— BEGIN Given data —
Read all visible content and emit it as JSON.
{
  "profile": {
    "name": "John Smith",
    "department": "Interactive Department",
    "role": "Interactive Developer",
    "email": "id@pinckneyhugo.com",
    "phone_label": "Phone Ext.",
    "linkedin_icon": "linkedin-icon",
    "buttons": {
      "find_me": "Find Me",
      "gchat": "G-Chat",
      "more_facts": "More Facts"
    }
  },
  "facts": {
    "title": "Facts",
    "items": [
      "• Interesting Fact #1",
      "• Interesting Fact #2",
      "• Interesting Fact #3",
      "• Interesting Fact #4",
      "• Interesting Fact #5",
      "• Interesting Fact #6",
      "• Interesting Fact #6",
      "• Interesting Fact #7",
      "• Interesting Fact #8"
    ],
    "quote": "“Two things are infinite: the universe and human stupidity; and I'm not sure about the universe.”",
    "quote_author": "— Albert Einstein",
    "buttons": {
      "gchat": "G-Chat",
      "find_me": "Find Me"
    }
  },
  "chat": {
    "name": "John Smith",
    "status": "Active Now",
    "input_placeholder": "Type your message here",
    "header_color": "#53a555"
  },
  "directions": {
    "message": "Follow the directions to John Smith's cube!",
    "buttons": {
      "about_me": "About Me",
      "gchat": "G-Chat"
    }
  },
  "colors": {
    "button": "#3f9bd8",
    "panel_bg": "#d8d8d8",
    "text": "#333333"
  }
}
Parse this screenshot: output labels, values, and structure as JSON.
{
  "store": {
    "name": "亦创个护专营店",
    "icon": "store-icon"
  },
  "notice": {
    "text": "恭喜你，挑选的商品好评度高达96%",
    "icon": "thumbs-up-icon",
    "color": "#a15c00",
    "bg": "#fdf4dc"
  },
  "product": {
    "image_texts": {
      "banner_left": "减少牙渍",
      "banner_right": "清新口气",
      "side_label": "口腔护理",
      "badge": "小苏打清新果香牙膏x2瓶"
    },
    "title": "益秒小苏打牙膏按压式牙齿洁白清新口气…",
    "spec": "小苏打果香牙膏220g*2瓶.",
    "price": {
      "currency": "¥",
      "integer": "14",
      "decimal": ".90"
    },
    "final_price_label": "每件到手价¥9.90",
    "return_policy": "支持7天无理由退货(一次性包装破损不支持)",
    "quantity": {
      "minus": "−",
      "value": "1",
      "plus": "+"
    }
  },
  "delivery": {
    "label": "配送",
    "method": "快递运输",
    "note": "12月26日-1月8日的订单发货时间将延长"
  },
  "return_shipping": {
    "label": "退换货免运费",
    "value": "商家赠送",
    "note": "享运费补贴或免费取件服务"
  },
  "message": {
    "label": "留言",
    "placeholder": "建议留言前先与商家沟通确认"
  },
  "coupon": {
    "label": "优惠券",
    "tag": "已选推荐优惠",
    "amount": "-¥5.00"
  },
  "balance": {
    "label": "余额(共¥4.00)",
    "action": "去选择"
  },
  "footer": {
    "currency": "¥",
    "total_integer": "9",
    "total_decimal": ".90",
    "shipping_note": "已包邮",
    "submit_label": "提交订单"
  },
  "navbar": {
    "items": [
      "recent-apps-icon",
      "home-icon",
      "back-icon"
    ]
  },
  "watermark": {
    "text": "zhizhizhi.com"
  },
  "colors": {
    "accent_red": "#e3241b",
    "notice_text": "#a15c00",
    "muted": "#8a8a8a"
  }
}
— END Given data —
— BEGIN Given data —
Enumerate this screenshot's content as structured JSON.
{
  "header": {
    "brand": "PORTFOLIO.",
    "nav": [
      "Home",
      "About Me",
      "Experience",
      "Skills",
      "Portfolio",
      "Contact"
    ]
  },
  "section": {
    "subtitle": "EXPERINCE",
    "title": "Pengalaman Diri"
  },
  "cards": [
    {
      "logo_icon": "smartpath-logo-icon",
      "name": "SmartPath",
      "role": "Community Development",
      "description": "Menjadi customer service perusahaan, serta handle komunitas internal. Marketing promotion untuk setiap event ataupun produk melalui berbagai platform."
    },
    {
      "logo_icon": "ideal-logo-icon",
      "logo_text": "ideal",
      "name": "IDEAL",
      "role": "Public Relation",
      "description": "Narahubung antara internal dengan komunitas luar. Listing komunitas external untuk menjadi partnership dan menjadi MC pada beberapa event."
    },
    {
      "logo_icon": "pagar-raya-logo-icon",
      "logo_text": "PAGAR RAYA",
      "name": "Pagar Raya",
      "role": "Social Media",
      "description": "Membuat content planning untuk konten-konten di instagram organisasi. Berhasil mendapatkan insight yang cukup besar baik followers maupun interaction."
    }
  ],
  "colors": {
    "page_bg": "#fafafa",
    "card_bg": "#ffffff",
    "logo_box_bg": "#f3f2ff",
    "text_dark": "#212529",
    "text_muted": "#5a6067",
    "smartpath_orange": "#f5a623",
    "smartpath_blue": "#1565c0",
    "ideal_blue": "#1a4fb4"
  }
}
— END Given data —
— BEGIN Given data —
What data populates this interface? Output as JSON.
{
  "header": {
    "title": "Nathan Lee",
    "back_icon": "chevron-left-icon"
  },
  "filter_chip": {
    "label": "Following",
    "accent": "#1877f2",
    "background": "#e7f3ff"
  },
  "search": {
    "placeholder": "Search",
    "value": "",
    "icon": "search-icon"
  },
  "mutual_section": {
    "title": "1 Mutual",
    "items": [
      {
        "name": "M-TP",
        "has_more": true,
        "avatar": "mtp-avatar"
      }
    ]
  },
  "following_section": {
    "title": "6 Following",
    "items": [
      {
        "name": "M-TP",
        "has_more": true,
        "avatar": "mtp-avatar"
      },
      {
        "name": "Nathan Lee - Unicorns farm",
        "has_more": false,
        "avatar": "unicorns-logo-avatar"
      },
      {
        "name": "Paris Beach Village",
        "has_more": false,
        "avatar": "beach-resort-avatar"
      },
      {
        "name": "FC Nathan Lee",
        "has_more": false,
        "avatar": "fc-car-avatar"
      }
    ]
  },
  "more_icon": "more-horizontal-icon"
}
— END Given data —
> Written request
Using the records above, pull out each line where the word "this" occurs.

> Task answer
Parse this screenshot: output labels, values, and structure as JSON.
Enumerate this screenshot's content as structured JSON.
What data populates this interface? Output as JSON.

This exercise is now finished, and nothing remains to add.